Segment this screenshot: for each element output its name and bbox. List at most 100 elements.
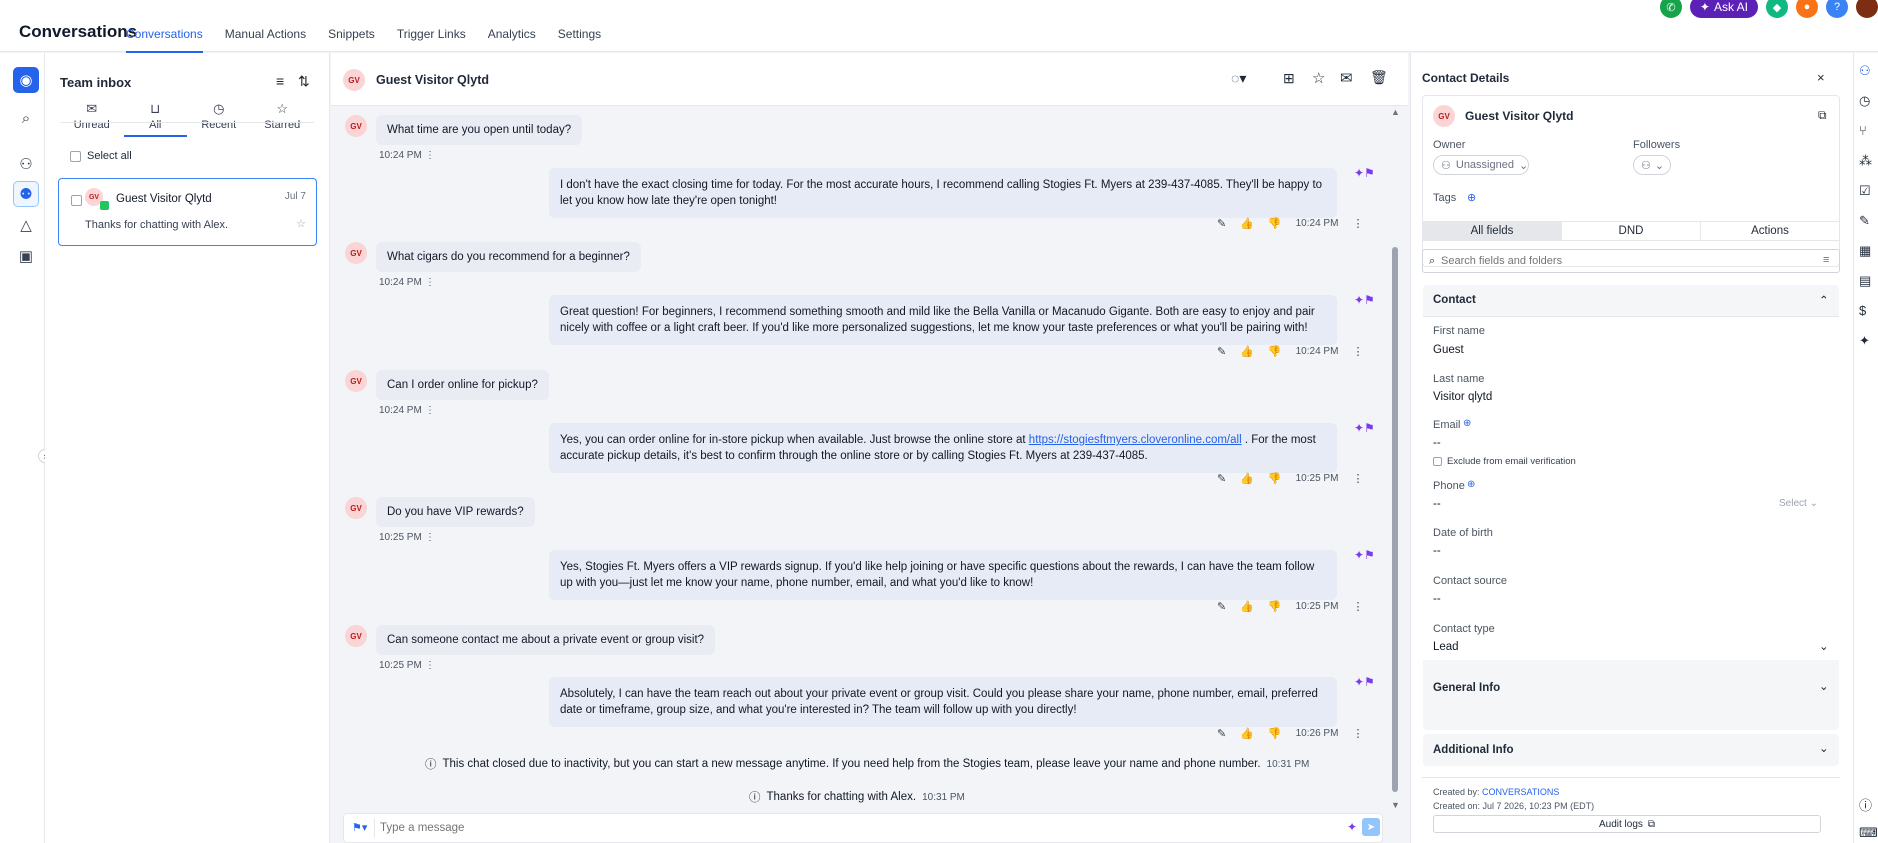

* * *

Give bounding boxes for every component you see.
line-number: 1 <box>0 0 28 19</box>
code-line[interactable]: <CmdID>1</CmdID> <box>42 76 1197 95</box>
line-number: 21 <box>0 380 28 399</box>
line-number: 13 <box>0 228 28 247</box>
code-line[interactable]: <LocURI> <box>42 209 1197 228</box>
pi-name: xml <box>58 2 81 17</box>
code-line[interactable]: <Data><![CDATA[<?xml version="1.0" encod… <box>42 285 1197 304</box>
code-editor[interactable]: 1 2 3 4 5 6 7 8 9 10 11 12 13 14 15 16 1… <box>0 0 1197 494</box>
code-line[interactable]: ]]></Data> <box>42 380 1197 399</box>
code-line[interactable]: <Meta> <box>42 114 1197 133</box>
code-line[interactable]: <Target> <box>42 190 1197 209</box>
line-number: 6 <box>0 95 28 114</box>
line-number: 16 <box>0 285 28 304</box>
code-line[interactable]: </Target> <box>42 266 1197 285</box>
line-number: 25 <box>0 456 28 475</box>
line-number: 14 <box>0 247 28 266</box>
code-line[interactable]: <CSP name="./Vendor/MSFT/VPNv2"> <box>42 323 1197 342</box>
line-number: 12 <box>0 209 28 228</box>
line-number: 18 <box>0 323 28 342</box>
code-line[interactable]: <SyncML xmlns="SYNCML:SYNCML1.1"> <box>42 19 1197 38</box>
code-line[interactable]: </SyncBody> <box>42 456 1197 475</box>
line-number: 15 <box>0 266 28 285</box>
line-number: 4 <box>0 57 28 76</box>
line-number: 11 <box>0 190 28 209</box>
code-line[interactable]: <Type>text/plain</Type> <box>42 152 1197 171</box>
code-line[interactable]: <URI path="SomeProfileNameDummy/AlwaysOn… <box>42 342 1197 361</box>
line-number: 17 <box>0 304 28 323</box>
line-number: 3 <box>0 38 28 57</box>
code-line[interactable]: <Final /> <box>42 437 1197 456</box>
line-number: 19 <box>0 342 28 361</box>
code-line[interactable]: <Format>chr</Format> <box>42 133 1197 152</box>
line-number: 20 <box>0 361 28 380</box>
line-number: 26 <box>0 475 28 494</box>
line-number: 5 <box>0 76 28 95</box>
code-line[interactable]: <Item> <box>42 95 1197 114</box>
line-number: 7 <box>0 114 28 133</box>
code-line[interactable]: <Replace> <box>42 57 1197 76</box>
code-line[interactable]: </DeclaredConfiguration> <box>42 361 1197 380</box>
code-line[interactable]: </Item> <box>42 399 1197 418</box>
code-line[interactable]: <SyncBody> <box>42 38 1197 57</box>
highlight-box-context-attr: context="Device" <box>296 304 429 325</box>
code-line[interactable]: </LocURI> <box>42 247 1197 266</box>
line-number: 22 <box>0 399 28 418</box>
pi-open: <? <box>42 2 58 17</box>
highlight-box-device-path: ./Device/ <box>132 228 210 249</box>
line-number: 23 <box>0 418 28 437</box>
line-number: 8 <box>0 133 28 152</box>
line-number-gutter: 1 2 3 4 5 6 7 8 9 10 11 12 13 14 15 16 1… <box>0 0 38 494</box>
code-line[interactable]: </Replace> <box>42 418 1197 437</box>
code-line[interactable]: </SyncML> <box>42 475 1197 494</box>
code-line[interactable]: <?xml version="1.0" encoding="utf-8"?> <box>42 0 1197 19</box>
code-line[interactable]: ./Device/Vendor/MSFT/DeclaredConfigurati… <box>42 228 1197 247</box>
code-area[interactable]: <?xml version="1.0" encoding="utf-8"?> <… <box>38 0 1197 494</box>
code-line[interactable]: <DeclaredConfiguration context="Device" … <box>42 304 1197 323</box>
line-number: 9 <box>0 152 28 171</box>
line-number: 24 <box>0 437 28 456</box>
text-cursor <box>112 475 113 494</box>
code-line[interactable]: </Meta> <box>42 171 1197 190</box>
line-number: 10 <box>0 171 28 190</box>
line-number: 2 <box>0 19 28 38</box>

**Task directions:**
Reproduce verbatim the lines of the material above, from the line with "Give bounding boxes" to the line with "pi-name: xml <box>58 2 81 17</box>", including both of those lines.

**Written answer:**
Give bounding boxes for every component you see.
line-number: 1 <box>0 0 28 19</box>
code-line[interactable]: <CmdID>1</CmdID> <box>42 76 1197 95</box>
line-number: 21 <box>0 380 28 399</box>
line-number: 13 <box>0 228 28 247</box>
code-line[interactable]: <LocURI> <box>42 209 1197 228</box>
pi-name: xml <box>58 2 81 17</box>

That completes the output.